# SHORT TASK
In the listing below, how many lines contain the word "color"? Please respond with the number only.

______

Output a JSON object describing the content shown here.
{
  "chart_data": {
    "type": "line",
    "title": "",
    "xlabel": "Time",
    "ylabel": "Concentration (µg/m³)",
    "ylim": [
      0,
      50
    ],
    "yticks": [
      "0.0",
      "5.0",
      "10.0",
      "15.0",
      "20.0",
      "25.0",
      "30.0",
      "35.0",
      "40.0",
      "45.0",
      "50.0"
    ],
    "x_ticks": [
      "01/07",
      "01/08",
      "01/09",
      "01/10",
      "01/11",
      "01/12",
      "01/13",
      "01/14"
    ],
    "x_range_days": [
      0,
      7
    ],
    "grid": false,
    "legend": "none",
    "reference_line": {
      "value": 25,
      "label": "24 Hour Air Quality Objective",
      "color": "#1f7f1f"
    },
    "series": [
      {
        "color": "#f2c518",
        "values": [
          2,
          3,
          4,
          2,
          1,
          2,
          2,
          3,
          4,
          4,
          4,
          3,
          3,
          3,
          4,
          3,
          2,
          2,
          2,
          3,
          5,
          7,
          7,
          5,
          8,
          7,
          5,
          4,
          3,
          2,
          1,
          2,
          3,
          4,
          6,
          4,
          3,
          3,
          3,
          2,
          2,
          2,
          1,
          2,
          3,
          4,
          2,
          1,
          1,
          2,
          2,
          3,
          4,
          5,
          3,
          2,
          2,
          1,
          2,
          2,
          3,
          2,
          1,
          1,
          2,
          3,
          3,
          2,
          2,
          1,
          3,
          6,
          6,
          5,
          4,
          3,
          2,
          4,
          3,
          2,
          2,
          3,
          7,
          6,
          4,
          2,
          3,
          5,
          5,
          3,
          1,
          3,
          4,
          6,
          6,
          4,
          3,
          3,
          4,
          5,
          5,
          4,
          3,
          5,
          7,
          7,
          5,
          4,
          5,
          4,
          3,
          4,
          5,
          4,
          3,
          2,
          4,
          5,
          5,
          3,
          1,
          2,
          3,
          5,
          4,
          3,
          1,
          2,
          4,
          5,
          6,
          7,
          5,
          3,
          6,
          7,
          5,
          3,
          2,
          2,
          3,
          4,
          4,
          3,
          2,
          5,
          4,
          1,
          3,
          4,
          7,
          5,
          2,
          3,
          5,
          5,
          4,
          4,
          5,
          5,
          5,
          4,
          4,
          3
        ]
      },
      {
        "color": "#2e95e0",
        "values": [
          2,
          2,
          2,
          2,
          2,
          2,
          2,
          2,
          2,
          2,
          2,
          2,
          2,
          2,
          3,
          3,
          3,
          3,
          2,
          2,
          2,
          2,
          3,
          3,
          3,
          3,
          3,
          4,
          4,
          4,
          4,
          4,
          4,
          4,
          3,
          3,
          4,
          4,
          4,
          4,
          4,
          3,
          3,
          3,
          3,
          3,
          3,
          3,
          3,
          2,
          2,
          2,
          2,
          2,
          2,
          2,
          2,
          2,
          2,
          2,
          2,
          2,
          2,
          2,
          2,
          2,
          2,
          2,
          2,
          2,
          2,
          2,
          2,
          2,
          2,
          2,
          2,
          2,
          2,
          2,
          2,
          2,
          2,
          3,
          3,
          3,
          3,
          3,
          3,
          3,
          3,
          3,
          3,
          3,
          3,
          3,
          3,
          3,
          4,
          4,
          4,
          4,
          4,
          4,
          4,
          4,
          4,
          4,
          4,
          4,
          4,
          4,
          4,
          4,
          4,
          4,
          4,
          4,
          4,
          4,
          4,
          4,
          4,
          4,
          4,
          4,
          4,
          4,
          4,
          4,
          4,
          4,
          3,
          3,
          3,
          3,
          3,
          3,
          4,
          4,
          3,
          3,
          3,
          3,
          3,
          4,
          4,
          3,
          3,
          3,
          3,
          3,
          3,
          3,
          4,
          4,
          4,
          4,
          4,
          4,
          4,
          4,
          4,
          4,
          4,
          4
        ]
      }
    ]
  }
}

______

# RESULT BELOW
3